--- REQUEST ---
Return each line holding the string "color".

= = =

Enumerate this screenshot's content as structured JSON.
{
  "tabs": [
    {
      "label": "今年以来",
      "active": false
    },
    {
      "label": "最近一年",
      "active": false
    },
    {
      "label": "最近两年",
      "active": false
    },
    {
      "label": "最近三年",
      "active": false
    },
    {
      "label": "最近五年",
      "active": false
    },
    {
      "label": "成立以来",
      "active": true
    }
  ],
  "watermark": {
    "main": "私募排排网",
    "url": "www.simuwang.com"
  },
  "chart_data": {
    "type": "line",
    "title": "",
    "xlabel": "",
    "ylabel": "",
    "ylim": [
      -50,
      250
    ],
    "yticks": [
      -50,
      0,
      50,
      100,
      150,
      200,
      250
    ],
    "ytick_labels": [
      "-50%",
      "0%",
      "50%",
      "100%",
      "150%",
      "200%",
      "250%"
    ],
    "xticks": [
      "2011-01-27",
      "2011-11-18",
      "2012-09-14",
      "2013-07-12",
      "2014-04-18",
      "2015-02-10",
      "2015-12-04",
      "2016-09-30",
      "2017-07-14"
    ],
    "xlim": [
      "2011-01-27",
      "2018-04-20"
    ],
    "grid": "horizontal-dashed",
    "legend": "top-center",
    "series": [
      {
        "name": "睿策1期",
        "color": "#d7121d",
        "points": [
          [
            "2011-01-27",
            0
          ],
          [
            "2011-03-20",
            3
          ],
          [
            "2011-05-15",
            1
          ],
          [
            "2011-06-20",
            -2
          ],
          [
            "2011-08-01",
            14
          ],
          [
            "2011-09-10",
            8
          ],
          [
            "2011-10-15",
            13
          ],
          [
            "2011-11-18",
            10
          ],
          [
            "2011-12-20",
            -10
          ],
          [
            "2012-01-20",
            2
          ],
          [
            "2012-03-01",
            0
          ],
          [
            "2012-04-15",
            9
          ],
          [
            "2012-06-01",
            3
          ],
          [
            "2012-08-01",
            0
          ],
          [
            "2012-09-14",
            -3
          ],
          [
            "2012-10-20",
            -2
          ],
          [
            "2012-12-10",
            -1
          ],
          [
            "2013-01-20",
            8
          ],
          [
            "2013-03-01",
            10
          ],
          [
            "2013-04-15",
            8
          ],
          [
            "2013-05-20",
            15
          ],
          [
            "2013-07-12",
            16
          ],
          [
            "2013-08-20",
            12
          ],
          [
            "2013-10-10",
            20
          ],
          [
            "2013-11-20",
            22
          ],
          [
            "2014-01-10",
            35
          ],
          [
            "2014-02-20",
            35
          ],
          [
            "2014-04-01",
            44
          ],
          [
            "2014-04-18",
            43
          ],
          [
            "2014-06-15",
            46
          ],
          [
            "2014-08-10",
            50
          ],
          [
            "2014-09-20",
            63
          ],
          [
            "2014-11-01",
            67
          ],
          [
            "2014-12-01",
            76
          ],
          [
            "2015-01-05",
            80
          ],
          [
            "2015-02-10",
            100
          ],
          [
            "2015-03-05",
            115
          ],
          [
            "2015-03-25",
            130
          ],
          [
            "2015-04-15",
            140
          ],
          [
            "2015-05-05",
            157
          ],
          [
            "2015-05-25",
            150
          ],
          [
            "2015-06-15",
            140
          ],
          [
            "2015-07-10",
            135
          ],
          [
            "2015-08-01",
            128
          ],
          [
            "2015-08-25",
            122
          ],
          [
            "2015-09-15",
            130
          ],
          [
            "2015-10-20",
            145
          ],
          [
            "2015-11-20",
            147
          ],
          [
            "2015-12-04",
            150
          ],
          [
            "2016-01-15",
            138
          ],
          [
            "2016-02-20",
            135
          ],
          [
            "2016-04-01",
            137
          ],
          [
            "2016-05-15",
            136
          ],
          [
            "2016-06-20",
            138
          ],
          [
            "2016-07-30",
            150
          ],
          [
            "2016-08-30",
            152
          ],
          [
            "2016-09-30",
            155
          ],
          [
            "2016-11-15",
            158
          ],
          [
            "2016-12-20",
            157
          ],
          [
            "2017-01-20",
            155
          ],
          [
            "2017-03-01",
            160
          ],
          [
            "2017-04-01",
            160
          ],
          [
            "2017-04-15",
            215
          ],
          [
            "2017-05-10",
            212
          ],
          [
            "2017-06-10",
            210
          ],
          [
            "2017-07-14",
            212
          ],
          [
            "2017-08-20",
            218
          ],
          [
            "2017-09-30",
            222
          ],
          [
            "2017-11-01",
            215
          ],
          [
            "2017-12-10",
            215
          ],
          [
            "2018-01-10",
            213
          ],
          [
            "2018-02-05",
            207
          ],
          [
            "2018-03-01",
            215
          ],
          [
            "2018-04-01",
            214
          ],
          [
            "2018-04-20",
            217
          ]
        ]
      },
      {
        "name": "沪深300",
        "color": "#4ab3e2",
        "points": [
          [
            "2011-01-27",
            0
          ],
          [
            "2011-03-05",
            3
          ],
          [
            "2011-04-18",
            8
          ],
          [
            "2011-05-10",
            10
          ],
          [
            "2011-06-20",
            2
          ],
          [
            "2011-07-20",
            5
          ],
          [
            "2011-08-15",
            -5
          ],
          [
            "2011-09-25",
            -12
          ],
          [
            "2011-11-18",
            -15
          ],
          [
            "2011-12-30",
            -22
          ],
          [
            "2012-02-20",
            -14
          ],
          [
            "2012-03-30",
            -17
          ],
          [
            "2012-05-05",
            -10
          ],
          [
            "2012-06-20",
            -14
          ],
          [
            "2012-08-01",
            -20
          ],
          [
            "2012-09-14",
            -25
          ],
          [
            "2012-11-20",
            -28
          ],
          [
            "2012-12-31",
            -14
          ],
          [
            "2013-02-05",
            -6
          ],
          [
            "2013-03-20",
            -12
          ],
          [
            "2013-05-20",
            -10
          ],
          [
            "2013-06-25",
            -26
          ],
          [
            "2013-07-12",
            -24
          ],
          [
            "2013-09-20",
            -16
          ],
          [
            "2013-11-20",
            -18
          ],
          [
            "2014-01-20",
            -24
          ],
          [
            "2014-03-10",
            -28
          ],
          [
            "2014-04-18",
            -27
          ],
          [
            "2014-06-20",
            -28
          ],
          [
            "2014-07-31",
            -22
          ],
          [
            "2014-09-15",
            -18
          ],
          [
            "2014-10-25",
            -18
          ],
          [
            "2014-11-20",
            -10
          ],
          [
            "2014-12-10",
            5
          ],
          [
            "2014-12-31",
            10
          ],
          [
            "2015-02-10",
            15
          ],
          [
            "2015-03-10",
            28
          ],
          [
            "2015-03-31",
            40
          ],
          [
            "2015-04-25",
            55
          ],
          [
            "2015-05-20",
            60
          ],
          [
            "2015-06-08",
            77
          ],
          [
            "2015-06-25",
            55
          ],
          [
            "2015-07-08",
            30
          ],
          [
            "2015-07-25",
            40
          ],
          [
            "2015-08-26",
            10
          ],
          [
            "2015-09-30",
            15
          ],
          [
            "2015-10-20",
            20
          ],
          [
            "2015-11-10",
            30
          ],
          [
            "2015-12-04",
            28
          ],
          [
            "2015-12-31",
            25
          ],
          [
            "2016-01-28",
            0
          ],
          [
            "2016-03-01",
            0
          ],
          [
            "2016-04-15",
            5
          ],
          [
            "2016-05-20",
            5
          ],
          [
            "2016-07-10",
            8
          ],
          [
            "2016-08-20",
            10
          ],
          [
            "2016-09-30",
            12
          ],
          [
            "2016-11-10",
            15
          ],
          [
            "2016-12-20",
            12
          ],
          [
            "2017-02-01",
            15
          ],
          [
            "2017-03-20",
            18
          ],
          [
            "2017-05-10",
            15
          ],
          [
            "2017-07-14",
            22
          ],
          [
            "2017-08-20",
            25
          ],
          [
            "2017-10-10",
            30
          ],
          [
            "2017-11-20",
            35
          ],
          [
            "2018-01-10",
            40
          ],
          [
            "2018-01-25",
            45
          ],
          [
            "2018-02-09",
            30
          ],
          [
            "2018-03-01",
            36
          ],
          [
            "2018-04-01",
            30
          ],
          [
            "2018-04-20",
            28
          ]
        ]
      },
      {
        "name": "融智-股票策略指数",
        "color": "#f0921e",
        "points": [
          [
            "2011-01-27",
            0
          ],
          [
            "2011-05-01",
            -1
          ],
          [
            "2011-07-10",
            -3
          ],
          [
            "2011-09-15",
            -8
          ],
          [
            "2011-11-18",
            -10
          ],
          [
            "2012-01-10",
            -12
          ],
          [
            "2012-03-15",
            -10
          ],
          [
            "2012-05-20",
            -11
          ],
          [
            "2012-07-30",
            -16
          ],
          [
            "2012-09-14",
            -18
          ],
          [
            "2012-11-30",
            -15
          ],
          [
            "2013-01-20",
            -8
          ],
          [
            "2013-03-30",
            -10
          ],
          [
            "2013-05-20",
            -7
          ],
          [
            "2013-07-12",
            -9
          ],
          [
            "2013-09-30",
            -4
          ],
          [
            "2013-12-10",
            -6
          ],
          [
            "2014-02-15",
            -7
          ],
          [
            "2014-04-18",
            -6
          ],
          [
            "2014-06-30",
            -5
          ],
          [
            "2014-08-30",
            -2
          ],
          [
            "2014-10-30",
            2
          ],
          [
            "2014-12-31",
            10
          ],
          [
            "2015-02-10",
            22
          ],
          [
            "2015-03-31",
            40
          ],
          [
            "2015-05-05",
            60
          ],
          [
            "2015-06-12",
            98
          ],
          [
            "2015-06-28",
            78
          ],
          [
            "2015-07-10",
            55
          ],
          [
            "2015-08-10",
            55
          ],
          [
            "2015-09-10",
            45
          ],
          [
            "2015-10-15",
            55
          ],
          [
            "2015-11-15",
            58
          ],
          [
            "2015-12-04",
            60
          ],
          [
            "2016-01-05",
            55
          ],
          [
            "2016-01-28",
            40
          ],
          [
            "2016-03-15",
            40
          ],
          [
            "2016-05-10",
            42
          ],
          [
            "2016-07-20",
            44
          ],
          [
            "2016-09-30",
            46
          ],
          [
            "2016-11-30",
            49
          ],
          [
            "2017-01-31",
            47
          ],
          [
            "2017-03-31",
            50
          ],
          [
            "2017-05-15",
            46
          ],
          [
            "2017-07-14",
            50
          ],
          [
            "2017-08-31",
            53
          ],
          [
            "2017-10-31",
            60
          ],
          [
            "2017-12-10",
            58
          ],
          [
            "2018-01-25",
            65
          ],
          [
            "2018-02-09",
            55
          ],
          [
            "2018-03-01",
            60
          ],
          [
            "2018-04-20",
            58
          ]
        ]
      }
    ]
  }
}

= = =

--- PROBLEM SOLUTION ---
        "color": "#d7121d",
        "color": "#4ab3e2",
        "color": "#f0921e",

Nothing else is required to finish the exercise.